GOAL
Provide only the number of lines in the data below that contain the string "title".

(Entries taken from a collection)
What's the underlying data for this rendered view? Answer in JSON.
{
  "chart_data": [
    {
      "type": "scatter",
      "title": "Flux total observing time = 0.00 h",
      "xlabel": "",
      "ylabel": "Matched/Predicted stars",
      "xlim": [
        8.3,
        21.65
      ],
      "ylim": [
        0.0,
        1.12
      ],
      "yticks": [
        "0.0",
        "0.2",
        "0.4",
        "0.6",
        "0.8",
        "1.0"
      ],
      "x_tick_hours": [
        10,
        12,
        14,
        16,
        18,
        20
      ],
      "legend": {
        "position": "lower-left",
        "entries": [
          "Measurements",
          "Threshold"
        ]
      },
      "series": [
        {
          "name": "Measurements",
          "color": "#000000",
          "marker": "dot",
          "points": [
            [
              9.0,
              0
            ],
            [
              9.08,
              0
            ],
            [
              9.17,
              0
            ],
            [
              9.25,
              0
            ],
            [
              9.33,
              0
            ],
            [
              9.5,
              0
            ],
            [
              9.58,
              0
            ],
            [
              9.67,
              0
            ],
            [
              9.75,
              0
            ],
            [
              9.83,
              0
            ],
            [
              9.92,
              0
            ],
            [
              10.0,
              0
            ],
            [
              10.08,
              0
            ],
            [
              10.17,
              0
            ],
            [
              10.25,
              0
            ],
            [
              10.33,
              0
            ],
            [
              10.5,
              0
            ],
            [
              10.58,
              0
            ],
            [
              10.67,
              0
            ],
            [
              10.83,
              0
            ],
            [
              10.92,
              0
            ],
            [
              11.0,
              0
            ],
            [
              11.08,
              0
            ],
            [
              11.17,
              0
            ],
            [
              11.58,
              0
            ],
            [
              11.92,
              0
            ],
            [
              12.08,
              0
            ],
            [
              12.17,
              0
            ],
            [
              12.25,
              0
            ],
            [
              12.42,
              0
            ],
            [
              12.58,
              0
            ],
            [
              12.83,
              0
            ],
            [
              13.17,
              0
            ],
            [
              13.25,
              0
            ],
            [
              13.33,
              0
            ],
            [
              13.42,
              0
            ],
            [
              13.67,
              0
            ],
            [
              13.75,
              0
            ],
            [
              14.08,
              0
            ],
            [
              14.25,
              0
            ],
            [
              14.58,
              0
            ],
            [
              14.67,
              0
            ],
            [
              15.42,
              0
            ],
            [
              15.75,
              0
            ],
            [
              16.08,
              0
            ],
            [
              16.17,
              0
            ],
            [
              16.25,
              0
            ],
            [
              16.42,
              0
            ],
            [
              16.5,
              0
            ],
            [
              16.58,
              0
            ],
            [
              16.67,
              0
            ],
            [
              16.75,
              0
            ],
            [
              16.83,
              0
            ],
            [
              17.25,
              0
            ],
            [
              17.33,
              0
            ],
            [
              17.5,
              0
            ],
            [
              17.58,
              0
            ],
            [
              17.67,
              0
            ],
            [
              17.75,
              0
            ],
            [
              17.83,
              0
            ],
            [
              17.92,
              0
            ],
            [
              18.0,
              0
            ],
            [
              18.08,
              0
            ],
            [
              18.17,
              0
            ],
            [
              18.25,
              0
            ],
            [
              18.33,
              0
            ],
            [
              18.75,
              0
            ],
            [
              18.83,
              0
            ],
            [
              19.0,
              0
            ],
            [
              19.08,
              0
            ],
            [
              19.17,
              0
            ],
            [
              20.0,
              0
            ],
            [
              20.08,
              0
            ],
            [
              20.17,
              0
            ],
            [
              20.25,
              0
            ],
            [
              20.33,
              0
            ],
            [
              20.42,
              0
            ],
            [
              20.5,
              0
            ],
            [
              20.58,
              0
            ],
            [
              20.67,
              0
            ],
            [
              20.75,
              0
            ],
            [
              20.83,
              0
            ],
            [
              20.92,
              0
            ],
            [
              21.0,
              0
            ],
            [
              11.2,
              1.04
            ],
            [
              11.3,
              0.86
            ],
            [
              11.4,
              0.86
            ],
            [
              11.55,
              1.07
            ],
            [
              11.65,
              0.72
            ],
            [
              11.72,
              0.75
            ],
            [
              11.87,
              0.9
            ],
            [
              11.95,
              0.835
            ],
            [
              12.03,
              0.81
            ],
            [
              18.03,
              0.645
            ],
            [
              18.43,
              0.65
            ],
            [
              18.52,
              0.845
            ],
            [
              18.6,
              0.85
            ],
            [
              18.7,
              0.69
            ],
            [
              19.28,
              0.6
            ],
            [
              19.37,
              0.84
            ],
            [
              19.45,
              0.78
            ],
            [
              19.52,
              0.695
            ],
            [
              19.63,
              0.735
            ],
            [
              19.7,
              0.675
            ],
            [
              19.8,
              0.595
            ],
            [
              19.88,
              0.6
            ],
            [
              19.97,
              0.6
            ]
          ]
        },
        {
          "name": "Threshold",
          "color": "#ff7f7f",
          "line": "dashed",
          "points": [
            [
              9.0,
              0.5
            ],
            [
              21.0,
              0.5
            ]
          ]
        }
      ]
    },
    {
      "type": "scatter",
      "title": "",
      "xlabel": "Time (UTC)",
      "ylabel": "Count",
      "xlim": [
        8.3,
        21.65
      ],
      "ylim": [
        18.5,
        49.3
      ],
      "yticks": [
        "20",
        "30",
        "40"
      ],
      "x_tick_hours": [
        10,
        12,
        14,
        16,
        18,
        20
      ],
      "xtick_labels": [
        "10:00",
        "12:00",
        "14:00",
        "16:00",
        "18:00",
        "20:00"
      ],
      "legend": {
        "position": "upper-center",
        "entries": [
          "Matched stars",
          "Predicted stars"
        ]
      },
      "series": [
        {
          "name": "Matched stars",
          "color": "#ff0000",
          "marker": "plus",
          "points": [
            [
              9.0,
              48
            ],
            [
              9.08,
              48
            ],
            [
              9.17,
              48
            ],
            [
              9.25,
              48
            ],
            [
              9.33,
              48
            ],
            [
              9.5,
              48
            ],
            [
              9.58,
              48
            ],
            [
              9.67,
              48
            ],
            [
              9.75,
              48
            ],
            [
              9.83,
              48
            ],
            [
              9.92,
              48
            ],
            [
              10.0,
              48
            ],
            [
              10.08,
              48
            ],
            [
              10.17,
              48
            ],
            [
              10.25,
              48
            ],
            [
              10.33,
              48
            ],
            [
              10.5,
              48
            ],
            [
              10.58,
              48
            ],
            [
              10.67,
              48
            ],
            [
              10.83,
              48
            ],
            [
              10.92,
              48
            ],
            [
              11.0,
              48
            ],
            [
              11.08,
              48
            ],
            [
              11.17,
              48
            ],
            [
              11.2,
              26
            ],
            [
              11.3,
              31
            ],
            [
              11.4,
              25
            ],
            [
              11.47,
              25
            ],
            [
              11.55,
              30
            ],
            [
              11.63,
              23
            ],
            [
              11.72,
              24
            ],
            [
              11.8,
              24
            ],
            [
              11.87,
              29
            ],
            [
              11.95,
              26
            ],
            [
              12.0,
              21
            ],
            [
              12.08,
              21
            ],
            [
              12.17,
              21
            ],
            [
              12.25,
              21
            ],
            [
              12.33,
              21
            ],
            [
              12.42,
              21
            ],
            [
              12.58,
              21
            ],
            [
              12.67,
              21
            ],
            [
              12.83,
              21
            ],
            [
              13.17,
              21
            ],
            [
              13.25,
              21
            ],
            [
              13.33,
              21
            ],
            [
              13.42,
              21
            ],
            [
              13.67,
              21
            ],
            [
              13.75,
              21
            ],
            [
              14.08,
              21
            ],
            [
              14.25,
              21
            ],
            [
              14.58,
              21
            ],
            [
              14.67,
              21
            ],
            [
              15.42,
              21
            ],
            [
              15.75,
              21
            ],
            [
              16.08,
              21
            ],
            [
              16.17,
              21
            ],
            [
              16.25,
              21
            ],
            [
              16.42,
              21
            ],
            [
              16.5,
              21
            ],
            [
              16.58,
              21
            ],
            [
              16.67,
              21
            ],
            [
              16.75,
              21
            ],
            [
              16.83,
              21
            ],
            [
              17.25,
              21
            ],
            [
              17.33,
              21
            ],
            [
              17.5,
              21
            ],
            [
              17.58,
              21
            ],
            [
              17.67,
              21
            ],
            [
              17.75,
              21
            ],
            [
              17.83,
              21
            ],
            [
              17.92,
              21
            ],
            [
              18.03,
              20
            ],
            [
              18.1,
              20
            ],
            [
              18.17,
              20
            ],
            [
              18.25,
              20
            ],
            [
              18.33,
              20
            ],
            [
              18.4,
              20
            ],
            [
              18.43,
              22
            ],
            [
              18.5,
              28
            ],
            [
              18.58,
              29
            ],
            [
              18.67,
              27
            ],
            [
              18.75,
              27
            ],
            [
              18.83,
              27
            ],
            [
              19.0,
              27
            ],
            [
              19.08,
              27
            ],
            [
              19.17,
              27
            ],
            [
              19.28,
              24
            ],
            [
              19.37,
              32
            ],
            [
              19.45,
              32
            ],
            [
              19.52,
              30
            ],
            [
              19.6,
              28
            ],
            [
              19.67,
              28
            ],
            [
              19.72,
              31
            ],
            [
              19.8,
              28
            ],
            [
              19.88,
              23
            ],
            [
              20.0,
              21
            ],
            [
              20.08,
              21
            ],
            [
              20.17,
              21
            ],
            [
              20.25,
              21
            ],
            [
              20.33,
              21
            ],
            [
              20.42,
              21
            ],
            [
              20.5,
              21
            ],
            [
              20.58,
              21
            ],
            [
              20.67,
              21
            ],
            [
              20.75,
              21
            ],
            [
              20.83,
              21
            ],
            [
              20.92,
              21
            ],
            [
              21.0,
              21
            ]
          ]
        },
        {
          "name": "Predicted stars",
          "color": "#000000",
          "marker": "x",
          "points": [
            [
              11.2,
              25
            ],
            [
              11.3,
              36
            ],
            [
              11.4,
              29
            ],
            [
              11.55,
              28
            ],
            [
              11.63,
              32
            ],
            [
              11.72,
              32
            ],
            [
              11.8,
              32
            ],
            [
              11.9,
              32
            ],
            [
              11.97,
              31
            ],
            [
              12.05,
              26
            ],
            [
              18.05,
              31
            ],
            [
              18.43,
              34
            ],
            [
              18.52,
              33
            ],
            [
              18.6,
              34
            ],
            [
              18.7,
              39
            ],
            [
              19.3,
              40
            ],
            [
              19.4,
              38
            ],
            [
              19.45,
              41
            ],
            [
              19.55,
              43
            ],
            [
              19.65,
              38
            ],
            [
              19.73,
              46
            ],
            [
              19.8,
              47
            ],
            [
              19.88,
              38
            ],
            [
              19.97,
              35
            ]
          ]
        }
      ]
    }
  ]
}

FULL SOLUTION
2